> [Figure record extracts]
◇ ◇ ◇
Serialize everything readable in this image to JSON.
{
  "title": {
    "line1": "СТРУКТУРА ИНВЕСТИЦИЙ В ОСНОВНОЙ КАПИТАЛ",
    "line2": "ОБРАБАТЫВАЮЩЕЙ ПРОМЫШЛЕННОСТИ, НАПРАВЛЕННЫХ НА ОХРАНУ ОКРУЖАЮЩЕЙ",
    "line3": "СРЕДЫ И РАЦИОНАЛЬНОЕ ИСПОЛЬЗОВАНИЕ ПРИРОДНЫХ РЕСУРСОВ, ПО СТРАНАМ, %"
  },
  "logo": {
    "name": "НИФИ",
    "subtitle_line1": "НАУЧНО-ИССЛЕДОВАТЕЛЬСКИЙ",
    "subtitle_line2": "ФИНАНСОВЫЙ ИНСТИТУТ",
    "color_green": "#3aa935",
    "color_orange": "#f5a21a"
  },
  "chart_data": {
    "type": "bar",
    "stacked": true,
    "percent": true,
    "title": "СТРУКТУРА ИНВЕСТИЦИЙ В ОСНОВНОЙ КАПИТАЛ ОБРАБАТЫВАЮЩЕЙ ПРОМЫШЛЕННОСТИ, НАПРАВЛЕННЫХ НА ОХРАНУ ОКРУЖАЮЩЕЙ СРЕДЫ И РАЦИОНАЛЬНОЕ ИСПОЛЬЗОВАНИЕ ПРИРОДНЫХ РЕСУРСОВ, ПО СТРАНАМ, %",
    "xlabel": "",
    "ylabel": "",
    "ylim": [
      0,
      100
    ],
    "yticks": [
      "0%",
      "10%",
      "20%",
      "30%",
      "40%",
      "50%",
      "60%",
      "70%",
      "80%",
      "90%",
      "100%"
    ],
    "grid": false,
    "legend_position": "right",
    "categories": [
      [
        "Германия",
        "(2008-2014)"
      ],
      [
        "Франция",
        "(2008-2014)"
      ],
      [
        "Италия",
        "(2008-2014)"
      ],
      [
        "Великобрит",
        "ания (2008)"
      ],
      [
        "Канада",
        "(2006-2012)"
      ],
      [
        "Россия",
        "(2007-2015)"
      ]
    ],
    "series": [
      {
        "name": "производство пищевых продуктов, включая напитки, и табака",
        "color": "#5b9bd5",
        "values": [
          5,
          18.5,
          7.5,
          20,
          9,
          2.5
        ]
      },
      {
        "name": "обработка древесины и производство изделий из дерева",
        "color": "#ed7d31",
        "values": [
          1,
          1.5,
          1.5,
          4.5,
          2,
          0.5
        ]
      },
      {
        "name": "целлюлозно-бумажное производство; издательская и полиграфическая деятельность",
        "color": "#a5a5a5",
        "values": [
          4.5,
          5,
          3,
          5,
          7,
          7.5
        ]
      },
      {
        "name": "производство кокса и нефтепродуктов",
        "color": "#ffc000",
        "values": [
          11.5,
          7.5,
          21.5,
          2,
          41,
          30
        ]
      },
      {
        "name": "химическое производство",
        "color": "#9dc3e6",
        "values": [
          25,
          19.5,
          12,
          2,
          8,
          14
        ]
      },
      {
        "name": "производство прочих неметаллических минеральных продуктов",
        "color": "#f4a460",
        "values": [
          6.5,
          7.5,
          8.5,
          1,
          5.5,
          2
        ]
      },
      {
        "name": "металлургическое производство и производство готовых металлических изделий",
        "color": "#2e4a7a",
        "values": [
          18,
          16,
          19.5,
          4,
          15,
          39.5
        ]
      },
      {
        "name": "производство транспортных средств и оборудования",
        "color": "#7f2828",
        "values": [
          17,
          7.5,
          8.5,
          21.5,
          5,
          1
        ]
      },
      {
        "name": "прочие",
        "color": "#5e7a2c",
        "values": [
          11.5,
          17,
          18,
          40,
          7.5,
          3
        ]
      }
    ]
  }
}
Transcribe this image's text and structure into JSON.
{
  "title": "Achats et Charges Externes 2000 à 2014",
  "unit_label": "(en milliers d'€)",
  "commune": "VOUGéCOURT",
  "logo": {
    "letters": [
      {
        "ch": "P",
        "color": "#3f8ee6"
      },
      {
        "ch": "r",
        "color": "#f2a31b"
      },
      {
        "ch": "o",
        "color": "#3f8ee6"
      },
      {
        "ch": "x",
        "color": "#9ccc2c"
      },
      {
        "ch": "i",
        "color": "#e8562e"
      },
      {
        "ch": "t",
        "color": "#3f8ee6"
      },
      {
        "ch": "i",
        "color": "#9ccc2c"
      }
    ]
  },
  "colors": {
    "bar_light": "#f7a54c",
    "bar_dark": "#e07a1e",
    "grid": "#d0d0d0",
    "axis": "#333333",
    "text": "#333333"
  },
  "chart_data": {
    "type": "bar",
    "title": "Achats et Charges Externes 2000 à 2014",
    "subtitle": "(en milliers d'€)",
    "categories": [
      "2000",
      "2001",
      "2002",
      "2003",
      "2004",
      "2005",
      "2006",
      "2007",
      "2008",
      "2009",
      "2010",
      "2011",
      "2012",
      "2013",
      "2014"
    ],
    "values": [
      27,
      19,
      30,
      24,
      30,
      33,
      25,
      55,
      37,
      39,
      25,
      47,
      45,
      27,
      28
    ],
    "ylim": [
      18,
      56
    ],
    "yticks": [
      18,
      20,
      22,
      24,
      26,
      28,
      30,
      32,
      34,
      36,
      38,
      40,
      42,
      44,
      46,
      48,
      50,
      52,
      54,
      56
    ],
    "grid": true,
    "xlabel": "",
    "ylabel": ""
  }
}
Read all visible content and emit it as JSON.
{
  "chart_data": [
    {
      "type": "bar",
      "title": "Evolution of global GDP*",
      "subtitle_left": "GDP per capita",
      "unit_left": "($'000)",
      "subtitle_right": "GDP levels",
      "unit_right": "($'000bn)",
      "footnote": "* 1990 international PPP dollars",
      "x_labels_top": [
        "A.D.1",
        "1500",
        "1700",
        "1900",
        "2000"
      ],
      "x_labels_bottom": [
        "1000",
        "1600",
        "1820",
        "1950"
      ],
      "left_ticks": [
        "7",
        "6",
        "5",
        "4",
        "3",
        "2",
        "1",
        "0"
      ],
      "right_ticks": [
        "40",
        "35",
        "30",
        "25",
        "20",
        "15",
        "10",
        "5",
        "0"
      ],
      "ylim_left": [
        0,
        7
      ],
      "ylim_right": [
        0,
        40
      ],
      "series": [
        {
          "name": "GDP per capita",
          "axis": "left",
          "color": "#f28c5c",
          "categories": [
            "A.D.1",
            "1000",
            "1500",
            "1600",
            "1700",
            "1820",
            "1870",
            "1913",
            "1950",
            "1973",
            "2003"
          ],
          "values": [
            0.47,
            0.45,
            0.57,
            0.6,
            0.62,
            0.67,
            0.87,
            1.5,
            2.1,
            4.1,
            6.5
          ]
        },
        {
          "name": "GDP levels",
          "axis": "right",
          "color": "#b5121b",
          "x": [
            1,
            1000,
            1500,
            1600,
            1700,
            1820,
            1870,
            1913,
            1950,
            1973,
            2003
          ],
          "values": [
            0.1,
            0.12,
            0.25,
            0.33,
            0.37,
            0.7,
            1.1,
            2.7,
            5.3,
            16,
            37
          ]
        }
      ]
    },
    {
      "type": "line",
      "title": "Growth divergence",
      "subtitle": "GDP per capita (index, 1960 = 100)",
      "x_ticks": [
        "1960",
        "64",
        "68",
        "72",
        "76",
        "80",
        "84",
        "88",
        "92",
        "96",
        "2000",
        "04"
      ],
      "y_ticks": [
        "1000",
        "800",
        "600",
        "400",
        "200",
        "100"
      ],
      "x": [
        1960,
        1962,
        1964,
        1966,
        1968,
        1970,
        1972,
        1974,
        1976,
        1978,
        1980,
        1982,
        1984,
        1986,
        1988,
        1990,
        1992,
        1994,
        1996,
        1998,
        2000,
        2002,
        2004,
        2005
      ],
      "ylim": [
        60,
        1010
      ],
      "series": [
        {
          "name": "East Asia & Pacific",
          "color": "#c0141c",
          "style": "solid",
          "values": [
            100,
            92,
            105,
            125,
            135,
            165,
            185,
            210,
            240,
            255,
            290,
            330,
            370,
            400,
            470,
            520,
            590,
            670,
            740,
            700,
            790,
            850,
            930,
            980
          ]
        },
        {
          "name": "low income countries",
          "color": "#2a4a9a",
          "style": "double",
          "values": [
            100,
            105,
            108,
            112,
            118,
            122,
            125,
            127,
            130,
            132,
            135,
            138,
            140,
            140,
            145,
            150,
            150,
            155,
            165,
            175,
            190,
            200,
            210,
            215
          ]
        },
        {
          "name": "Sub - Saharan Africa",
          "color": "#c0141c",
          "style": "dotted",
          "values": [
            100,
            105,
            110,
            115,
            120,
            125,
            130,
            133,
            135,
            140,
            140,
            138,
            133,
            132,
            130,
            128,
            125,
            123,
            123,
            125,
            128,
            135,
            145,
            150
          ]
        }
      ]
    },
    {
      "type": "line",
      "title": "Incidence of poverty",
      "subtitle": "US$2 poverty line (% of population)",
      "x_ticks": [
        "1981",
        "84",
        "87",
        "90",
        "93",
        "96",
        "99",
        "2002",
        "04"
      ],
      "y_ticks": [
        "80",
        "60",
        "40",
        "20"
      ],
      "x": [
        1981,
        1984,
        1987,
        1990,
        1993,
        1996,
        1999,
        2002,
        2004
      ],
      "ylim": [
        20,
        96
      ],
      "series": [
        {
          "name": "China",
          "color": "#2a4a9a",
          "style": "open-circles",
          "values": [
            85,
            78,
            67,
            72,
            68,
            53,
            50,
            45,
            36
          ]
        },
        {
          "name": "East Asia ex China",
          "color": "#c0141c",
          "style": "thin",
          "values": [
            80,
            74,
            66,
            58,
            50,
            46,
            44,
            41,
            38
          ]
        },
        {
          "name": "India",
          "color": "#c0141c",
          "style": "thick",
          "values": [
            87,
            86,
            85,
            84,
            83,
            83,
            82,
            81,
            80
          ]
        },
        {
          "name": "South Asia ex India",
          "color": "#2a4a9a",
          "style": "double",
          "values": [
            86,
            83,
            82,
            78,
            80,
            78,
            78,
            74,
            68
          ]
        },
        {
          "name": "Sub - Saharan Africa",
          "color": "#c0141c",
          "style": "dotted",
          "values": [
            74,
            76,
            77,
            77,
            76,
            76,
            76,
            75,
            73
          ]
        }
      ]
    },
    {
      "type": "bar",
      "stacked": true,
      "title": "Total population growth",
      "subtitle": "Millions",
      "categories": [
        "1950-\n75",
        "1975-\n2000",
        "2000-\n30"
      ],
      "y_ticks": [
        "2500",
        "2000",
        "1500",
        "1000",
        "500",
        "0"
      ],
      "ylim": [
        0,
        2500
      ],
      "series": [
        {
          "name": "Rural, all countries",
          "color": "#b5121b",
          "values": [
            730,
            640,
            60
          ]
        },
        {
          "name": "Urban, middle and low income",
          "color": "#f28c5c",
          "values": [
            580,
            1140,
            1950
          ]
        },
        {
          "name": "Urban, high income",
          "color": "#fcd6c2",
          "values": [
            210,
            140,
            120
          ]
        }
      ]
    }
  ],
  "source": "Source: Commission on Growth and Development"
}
◇ ◇ ◇
> [Problem description] Among the lines above, count those containing the word "ПРИРОДНЫХ" and give nothing but the result.

> [Task response] 2